-- start Provided records --
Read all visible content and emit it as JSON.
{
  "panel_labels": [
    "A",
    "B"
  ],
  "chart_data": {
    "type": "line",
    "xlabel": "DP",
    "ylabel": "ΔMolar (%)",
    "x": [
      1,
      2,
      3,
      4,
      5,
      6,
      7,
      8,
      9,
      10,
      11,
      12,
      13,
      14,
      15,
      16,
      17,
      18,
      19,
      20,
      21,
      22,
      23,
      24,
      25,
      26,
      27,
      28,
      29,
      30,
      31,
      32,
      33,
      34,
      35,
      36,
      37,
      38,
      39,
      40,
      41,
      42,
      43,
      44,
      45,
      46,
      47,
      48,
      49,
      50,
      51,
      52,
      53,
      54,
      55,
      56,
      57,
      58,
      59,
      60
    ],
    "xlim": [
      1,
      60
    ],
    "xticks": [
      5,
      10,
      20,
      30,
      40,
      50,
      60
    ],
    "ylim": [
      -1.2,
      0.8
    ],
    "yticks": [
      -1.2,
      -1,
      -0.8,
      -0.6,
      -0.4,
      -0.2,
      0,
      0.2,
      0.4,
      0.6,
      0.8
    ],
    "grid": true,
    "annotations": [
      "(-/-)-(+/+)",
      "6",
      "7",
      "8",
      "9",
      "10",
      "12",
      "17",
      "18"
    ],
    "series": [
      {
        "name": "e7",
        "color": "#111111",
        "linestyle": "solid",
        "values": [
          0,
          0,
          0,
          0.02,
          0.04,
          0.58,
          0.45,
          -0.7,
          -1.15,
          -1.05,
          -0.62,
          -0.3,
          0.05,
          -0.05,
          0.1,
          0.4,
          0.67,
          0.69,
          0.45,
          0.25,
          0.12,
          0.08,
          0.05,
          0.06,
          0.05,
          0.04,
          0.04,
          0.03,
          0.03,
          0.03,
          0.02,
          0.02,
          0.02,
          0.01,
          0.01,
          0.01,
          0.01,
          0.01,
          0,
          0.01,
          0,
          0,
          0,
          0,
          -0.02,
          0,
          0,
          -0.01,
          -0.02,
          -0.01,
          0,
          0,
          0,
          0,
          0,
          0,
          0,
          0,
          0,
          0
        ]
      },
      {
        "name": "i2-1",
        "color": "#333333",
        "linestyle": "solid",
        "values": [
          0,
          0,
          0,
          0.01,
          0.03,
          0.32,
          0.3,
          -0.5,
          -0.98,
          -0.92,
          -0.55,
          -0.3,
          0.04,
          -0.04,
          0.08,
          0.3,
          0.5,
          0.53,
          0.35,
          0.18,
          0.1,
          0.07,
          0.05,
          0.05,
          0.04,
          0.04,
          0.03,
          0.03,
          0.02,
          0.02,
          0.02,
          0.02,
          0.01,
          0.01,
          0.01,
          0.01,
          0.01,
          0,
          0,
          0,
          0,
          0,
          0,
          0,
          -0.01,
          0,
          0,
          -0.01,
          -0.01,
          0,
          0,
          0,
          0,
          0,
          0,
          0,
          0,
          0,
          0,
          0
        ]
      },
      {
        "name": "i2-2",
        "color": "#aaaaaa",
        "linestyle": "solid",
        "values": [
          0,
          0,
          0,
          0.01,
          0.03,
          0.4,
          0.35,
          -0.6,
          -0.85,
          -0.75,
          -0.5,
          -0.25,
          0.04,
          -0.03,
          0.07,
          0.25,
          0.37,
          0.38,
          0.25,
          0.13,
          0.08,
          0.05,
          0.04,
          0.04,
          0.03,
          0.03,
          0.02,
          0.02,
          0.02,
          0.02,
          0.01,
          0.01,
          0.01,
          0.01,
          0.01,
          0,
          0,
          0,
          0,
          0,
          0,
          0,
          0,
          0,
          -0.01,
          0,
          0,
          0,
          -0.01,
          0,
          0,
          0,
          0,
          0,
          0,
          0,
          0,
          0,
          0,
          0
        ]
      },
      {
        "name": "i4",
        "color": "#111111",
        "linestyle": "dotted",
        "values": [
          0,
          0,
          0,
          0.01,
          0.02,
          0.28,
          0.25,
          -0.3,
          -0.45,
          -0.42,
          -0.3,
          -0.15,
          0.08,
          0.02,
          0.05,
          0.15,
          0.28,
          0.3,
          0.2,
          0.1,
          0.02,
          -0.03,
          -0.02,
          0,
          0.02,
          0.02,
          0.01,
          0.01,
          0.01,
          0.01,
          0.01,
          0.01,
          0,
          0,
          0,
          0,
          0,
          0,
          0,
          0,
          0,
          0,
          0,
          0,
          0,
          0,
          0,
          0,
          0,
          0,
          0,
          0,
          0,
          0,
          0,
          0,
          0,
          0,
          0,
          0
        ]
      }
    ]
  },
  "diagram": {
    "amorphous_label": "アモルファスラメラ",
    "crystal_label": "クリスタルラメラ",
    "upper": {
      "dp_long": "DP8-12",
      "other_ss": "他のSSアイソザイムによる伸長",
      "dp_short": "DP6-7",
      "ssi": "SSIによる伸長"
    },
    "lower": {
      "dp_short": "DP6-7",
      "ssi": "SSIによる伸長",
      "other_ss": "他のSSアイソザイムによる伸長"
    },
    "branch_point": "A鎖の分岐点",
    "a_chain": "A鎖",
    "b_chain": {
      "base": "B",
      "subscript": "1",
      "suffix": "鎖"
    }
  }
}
-- end Provided records --
## Written task:
Repeat every entry exactly as written above.

## Response for this exercise:
Read all visible content and emit it as JSON.
{
  "panel_labels": [
    "A",
    "B"
  ],
  "chart_data": {
    "type": "line",
    "xlabel": "DP",
    "ylabel": "ΔMolar (%)",
    "x": [
      1,
      2,
      3,
      4,
      5,
      6,
      7,
      8,
      9,
      10,
      11,
      12,
      13,
      14,
      15,
      16,
      17,
      18,
      19,
      20,
      21,
      22,
      23,
      24,
      25,
      26,
      27,
      28,
      29,
      30,
      31,
      32,
      33,
      34,
      35,
      36,
      37,
      38,
      39,
      40,
      41,
      42,
      43,
      44,
      45,
      46,
      47,
      48,
      49,
      50,
      51,
      52,
      53,
      54,
      55,
      56,
      57,
      58,
      59,
      60
    ],
    "xlim": [
      1,
      60
    ],
    "xticks": [
      5,
      10,
      20,
      30,
      40,
      50,
      60
    ],
    "ylim": [
      -1.2,
      0.8
    ],
    "yticks": [
      -1.2,
      -1,
      -0.8,
      -0.6,
      -0.4,
      -0.2,
      0,
      0.2,
      0.4,
      0.6,
      0.8
    ],
    "grid": true,
    "annotations": [
      "(-/-)-(+/+)",
      "6",
      "7",
      "8",
      "9",
      "10",
      "12",
      "17",
      "18"
    ],
    "series": [
      {
        "name": "e7",
        "color": "#111111",
        "linestyle": "solid",
        "values": [
          0,
          0,
          0,
          0.02,
          0.04,
          0.58,
          0.45,
          -0.7,
          -1.15,
          -1.05,
          -0.62,
          -0.3,
          0.05,
          -0.05,
          0.1,
          0.4,
          0.67,
          0.69,
          0.45,
          0.25,
          0.12,
          0.08,
          0.05,
          0.06,
          0.05,
          0.04,
          0.04,
          0.03,
          0.03,
          0.03,
          0.02,
          0.02,
          0.02,
          0.01,
          0.01,
          0.01,
          0.01,
          0.01,
          0,
          0.01,
          0,
          0,
          0,
          0,
          -0.02,
          0,
          0,
          -0.01,
          -0.02,
          -0.01,
          0,
          0,
          0,
          0,
          0,
          0,
          0,
          0,
          0,
          0
        ]
      },
      {
        "name": "i2-1",
        "color": "#333333",
        "linestyle": "solid",
        "values": [
          0,
          0,
          0,
          0.01,
          0.03,
          0.32,
          0.3,
          -0.5,
          -0.98,
          -0.92,
          -0.55,
          -0.3,
          0.04,
          -0.04,
          0.08,
          0.3,
          0.5,
          0.53,
          0.35,
          0.18,
          0.1,
          0.07,
          0.05,
          0.05,
          0.04,
          0.04,
          0.03,
          0.03,
          0.02,
          0.02,
          0.02,
          0.02,
          0.01,
          0.01,
          0.01,
          0.01,
          0.01,
          0,
          0,
          0,
          0,
          0,
          0,
          0,
          -0.01,
          0,
          0,
          -0.01,
          -0.01,
          0,
          0,
          0,
          0,
          0,
          0,
          0,
          0,
          0,
          0,
          0
        ]
      },
      {
        "name": "i2-2",
        "color": "#aaaaaa",
        "linestyle": "solid",
        "values": [
          0,
          0,
          0,
          0.01,
          0.03,
          0.4,
          0.35,
          -0.6,
          -0.85,
          -0.75,
          -0.5,
          -0.25,
          0.04,
          -0.03,
          0.07,
          0.25,
          0.37,
          0.38,
          0.25,
          0.13,
          0.08,
          0.05,
          0.04,
          0.04,
          0.03,
          0.03,
          0.02,
          0.02,
          0.02,
          0.02,
          0.01,
          0.01,
          0.01,
          0.01,
          0.01,
          0,
          0,
          0,
          0,
          0,
          0,
          0,
          0,
          0,
          -0.01,
          0,
          0,
          0,
          -0.01,
          0,
          0,
          0,
          0,
          0,
          0,
          0,
          0,
          0,
          0,
          0
        ]
      },
      {
        "name": "i4",
        "color": "#111111",
        "linestyle": "dotted",
        "values": [
          0,
          0,
          0,
          0.01,
          0.02,
          0.28,
          0.25,
          -0.3,
          -0.45,
          -0.42,
          -0.3,
          -0.15,
          0.08,
          0.02,
          0.05,
          0.15,
          0.28,
          0.3,
          0.2,
          0.1,
          0.02,
          -0.03,
          -0.02,
          0,
          0.02,
          0.02,
          0.01,
          0.01,
          0.01,
          0.01,
          0.01,
          0.01,
          0,
          0,
          0,
          0,
          0,
          0,
          0,
          0,
          0,
          0,
          0,
          0,
          0,
          0,
          0,
          0,
          0,
          0,
          0,
          0,
          0,
          0,
          0,
          0,
          0,
          0,
          0,
          0
        ]
      }
    ]
  },
  "diagram": {
    "amorphous_label": "アモルファスラメラ",
    "crystal_label": "クリスタルラメラ",
    "upper": {
      "dp_long": "DP8-12",
      "other_ss": "他のSSアイソザイムによる伸長",
      "dp_short": "DP6-7",
      "ssi": "SSIによる伸長"
    },
    "lower": {
      "dp_short": "DP6-7",
      "ssi": "SSIによる伸長",
      "other_ss": "他のSSアイソザイムによる伸長"
    },
    "branch_point": "A鎖の分岐点",
    "a_chain": "A鎖",
    "b_chain": {
      "base": "B",
      "subscript": "1",
      "suffix": "鎖"
    }
  }
}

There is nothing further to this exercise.